**Exercise brief**.
Every entry below must appear again, exactly as written.
---
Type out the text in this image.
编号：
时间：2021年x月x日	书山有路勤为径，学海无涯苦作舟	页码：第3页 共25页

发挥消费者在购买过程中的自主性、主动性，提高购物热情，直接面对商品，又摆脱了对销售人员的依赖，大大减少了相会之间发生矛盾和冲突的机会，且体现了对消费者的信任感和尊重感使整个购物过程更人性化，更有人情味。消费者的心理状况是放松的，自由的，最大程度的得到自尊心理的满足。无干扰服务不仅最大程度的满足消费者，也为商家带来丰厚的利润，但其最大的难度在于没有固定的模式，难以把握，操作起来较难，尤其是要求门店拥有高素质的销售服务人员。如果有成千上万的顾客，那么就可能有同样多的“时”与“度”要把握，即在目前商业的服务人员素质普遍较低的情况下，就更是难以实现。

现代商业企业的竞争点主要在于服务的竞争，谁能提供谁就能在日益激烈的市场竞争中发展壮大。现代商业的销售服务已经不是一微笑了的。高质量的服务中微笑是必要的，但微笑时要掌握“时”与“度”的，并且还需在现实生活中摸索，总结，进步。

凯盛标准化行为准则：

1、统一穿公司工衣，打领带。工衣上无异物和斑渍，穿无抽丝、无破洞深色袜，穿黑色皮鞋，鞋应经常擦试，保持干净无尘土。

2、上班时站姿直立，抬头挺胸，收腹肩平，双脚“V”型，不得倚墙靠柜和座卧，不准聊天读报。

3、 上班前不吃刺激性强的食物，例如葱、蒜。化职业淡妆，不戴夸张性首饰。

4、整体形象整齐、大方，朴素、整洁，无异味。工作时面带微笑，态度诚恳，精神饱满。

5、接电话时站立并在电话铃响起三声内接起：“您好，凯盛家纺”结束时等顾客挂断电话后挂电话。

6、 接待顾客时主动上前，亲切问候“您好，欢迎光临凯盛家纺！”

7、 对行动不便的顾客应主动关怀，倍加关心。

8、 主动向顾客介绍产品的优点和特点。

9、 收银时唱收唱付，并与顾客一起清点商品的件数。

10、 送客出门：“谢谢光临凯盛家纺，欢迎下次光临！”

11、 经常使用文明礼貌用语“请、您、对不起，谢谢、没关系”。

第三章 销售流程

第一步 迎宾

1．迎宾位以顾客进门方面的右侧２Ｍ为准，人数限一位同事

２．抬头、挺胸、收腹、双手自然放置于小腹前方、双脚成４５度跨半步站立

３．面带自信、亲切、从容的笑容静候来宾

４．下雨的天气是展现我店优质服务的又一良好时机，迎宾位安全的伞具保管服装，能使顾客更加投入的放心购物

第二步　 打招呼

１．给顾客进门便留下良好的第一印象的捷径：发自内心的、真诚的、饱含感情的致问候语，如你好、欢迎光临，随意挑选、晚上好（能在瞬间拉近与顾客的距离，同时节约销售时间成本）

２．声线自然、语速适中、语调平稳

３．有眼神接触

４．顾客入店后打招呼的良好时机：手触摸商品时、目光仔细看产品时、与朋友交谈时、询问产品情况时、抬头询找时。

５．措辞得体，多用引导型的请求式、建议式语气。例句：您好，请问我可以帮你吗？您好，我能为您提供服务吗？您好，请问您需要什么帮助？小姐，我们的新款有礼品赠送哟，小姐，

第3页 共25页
---
**Output of the exercise**.
Type out the text in this image.
编号：
时间：2021年x月x日	书山有路勤为径，学海无涯苦作舟	页码：第3页 共25页

发挥消费者在购买过程中的自主性、主动性，提高购物热情，直接面对商品，又摆脱了对销售人员的依赖，大大减少了相会之间发生矛盾和冲突的机会，且体现了对消费者的信任感和尊重感使整个购物过程更人性化，更有人情味。消费者的心理状况是放松的，自由的，最大程度的得到自尊心理的满足。无干扰服务不仅最大程度的满足消费者，也为商家带来丰厚的利润，但其最大的难度在于没有固定的模式，难以把握，操作起来较难，尤其是要求门店拥有高素质的销售服务人员。如果有成千上万的顾客，那么就可能有同样多的“时”与“度”要把握，即在目前商业的服务人员素质普遍较低的情况下，就更是难以实现。

现代商业企业的竞争点主要在于服务的竞争，谁能提供谁就能在日益激烈的市场竞争中发展壮大。现代商业的销售服务已经不是一微笑了的。高质量的服务中微笑是必要的，但微笑时要掌握“时”与“度”的，并且还需在现实生活中摸索，总结，进步。

凯盛标准化行为准则：

1、统一穿公司工衣，打领带。工衣上无异物和斑渍，穿无抽丝、无破洞深色袜，穿黑色皮鞋，鞋应经常擦试，保持干净无尘土。

2、上班时站姿直立，抬头挺胸，收腹肩平，双脚“V”型，不得倚墙靠柜和座卧，不准聊天读报。

3、 上班前不吃刺激性强的食物，例如葱、蒜。化职业淡妆，不戴夸张性首饰。

4、整体形象整齐、大方，朴素、整洁，无异味。工作时面带微笑，态度诚恳，精神饱满。

5、接电话时站立并在电话铃响起三声内接起：“您好，凯盛家纺”结束时等顾客挂断电话后挂电话。

6、 接待顾客时主动上前，亲切问候“您好，欢迎光临凯盛家纺！”

7、 对行动不便的顾客应主动关怀，倍加关心。

8、 主动向顾客介绍产品的优点和特点。

9、 收银时唱收唱付，并与顾客一起清点商品的件数。

10、 送客出门：“谢谢光临凯盛家纺，欢迎下次光临！”

11、 经常使用文明礼貌用语“请、您、对不起，谢谢、没关系”。

第三章 销售流程

第一步 迎宾

1．迎宾位以顾客进门方面的右侧２Ｍ为准，人数限一位同事

２．抬头、挺胸、收腹、双手自然放置于小腹前方、双脚成４５度跨半步站立

３．面带自信、亲切、从容的笑容静候来宾

４．下雨的天气是展现我店优质服务的又一良好时机，迎宾位安全的伞具保管服装，能使顾客更加投入的放心购物

第二步　 打招呼

１．给顾客进门便留下良好的第一印象的捷径：发自内心的、真诚的、饱含感情的致问候语，如你好、欢迎光临，随意挑选、晚上好（能在瞬间拉近与顾客的距离，同时节约销售时间成本）

２．声线自然、语速适中、语调平稳

３．有眼神接触

４．顾客入店后打招呼的良好时机：手触摸商品时、目光仔细看产品时、与朋友交谈时、询问产品情况时、抬头询找时。

５．措辞得体，多用引导型的请求式、建议式语气。例句：您好，请问我可以帮你吗？您好，我能为您提供服务吗？您好，请问您需要什么帮助？小姐，我们的新款有礼品赠送哟，小姐，

第3页 共25页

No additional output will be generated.